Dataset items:

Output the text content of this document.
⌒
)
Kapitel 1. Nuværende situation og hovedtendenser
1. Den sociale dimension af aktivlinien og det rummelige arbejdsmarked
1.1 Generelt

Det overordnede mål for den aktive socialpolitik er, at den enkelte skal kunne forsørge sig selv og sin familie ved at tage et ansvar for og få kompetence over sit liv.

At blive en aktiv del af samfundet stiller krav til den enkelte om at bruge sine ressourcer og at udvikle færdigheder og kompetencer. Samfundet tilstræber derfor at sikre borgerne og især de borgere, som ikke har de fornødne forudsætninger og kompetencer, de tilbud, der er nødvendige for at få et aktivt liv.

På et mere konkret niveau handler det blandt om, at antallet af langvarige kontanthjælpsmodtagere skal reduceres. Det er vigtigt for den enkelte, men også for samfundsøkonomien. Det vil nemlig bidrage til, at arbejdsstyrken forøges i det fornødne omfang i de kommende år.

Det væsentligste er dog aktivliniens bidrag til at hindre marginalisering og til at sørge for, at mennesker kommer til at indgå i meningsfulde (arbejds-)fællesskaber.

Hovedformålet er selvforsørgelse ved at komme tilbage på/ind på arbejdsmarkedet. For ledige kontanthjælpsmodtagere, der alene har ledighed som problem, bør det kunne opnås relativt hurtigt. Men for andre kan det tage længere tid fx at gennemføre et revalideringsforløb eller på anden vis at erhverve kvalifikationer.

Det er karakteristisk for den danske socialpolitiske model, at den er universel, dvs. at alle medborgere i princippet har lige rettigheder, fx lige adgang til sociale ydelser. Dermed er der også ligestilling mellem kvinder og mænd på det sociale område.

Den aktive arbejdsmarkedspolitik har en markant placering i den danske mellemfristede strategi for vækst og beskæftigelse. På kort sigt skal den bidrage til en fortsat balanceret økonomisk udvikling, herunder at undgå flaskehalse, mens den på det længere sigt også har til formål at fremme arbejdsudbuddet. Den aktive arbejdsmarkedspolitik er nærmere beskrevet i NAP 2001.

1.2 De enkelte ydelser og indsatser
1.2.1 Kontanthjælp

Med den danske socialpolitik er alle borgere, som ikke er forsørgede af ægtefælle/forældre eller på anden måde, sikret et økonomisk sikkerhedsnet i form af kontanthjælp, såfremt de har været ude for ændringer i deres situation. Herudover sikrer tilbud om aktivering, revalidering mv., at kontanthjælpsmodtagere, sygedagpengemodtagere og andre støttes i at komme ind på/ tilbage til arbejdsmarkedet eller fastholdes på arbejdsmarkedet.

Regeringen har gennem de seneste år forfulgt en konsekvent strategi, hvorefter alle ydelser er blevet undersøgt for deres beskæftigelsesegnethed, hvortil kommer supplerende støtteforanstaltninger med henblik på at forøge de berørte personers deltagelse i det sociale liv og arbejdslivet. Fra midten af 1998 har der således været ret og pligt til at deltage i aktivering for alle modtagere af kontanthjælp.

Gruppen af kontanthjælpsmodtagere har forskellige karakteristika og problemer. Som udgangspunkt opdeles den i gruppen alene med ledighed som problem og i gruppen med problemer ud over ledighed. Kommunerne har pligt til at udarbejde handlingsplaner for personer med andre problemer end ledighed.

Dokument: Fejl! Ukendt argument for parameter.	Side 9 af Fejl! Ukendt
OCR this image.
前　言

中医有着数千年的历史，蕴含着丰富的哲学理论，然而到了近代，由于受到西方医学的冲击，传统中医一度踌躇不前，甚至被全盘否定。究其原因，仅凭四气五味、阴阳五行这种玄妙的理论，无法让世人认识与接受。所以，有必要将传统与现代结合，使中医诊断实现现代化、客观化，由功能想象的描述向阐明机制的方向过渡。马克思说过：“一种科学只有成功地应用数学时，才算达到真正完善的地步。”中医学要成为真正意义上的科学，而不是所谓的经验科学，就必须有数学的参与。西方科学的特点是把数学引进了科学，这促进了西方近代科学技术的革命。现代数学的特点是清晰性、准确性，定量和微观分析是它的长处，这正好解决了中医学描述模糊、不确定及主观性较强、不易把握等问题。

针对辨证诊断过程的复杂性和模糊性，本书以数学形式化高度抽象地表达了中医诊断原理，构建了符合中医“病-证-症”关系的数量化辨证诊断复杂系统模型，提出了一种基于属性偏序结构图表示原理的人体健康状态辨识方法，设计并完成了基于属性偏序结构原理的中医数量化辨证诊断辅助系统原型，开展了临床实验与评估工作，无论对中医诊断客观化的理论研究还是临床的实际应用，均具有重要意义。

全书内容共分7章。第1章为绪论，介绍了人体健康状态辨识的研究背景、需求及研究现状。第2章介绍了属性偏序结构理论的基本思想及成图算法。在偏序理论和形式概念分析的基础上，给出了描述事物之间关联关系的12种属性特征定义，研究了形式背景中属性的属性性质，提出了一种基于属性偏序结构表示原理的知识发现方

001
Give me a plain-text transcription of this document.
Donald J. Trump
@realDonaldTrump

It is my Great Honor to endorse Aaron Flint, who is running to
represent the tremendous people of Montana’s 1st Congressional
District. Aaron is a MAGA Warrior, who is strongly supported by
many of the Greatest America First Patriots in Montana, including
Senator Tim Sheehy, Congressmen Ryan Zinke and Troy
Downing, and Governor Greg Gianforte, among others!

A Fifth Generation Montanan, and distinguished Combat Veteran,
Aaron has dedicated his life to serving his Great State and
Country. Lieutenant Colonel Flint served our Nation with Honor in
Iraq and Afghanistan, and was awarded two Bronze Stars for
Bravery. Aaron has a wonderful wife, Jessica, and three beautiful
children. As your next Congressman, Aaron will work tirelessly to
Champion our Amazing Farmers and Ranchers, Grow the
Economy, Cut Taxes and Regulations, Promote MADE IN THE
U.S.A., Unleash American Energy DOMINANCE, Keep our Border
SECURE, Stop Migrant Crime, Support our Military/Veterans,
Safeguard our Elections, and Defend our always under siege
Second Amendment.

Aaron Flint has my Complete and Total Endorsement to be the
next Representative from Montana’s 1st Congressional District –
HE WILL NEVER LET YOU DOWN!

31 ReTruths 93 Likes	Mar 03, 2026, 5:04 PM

DESCRIPTION OF THE TASK:
Take the lines above and print them exactly.

WORKED SOLUTION:
Output the text content of this document.
⌒
)
Kapitel 1. Nuværende situation og hovedtendenser
1. Den sociale dimension af aktivlinien og det rummelige arbejdsmarked
1.1 Generelt

Det overordnede mål for den aktive socialpolitik er, at den enkelte skal kunne forsørge sig selv og sin familie ved at tage et ansvar for og få kompetence over sit liv.

At blive en aktiv del af samfundet stiller krav til den enkelte om at bruge sine ressourcer og at udvikle færdigheder og kompetencer. Samfundet tilstræber derfor at sikre borgerne og især de borgere, som ikke har de fornødne forudsætninger og kompetencer, de tilbud, der er nødvendige for at få et aktivt liv.

På et mere konkret niveau handler det blandt om, at antallet af langvarige kontanthjælpsmodtagere skal reduceres. Det er vigtigt for den enkelte, men også for samfundsøkonomien. Det vil nemlig bidrage til, at arbejdsstyrken forøges i det fornødne omfang i de kommende år.

Det væsentligste er dog aktivliniens bidrag til at hindre marginalisering og til at sørge for, at mennesker kommer til at indgå i meningsfulde (arbejds-)fællesskaber.

Hovedformålet er selvforsørgelse ved at komme tilbage på/ind på arbejdsmarkedet. For ledige kontanthjælpsmodtagere, der alene har ledighed som problem, bør det kunne opnås relativt hurtigt. Men for andre kan det tage længere tid fx at gennemføre et revalideringsforløb eller på anden vis at erhverve kvalifikationer.

Det er karakteristisk for den danske socialpolitiske model, at den er universel, dvs. at alle medborgere i princippet har lige rettigheder, fx lige adgang til sociale ydelser. Dermed er der også ligestilling mellem kvinder og mænd på det sociale område.

Den aktive arbejdsmarkedspolitik har en markant placering i den danske mellemfristede strategi for vækst og beskæftigelse. På kort sigt skal den bidrage til en fortsat balanceret økonomisk udvikling, herunder at undgå flaskehalse, mens den på det længere sigt også har til formål at fremme arbejdsudbuddet. Den aktive arbejdsmarkedspolitik er nærmere beskrevet i NAP 2001.

1.2 De enkelte ydelser og indsatser
1.2.1 Kontanthjælp

Med den danske socialpolitik er alle borgere, som ikke er forsørgede af ægtefælle/forældre eller på anden måde, sikret et økonomisk sikkerhedsnet i form af kontanthjælp, såfremt de har været ude for ændringer i deres situation. Herudover sikrer tilbud om aktivering, revalidering mv., at kontanthjælpsmodtagere, sygedagpengemodtagere og andre støttes i at komme ind på/ tilbage til arbejdsmarkedet eller fastholdes på arbejdsmarkedet.

Regeringen har gennem de seneste år forfulgt en konsekvent strategi, hvorefter alle ydelser er blevet undersøgt for deres beskæftigelsesegnethed, hvortil kommer supplerende støtteforanstaltninger med henblik på at forøge de berørte personers deltagelse i det sociale liv og arbejdslivet. Fra midten af 1998 har der således været ret og pligt til at deltage i aktivering for alle modtagere af kontanthjælp.

Gruppen af kontanthjælpsmodtagere har forskellige karakteristika og problemer. Som udgangspunkt opdeles den i gruppen alene med ledighed som problem og i gruppen med problemer ud over ledighed. Kommunerne har pligt til at udarbejde handlingsplaner for personer med andre problemer end ledighed.

Dokument: Fejl! Ukendt argument for parameter.	Side 9 af Fejl! Ukendt
OCR this image.
前　言

中医有着数千年的历史，蕴含着丰富的哲学理论，然而到了近代，由于受到西方医学的冲击，传统中医一度踌躇不前，甚至被全盘否定。究其原因，仅凭四气五味、阴阳五行这种玄妙的理论，无法让世人认识与接受。所以，有必要将传统与现代结合，使中医诊断实现现代化、客观化，由功能想象的描述向阐明机制的方向过渡。马克思说过：“一种科学只有成功地应用数学时，才算达到真正完善的地步。”中医学要成为真正意义上的科学，而不是所谓的经验科学，就必须有数学的参与。西方科学的特点是把数学引进了科学，这促进了西方近代科学技术的革命。现代数学的特点是清晰性、准确性，定量和微观分析是它的长处，这正好解决了中医学描述模糊、不确定及主观性较强、不易把握等问题。

针对辨证诊断过程的复杂性和模糊性，本书以数学形式化高度抽象地表达了中医诊断原理，构建了符合中医“病-证-症”关系的数量化辨证诊断复杂系统模型，提出了一种基于属性偏序结构图表示原理的人体健康状态辨识方法，设计并完成了基于属性偏序结构原理的中医数量化辨证诊断辅助系统原型，开展了临床实验与评估工作，无论对中医诊断客观化的理论研究还是临床的实际应用，均具有重要意义。

全书内容共分7章。第1章为绪论，介绍了人体健康状态辨识的研究背景、需求及研究现状。第2章介绍了属性偏序结构理论的基本思想及成图算法。在偏序理论和形式概念分析的基础上，给出了描述事物之间关联关系的12种属性特征定义，研究了形式背景中属性的属性性质，提出了一种基于属性偏序结构表示原理的知识发现方

001
Give me a plain-text transcription of this document.
Donald J. Trump
@realDonaldTrump

It is my Great Honor to endorse Aaron Flint, who is running to
represent the tremendous people of Montana’s 1st Congressional
District. Aaron is a MAGA Warrior, who is strongly supported by
many of the Greatest America First Patriots in Montana, including
Senator Tim Sheehy, Congressmen Ryan Zinke and Troy
Downing, and Governor Greg Gianforte, among others!

A Fifth Generation Montanan, and distinguished Combat Veteran,
Aaron has dedicated his life to serving his Great State and
Country. Lieutenant Colonel Flint served our Nation with Honor in
Iraq and Afghanistan, and was awarded two Bronze Stars for
Bravery. Aaron has a wonderful wife, Jessica, and three beautiful
children. As your next Congressman, Aaron will work tirelessly to
Champion our Amazing Farmers and Ranchers, Grow the
Economy, Cut Taxes and Regulations, Promote MADE IN THE
U.S.A., Unleash American Energy DOMINANCE, Keep our Border
SECURE, Stop Migrant Crime, Support our Military/Veterans,
Safeguard our Elections, and Defend our always under siege
Second Amendment.

Aaron Flint has my Complete and Total Endorsement to be the
next Representative from Montana’s 1st Congressional District –
HE WILL NEVER LET YOU DOWN!

31 ReTruths 93 Likes	Mar 03, 2026, 5:04 PM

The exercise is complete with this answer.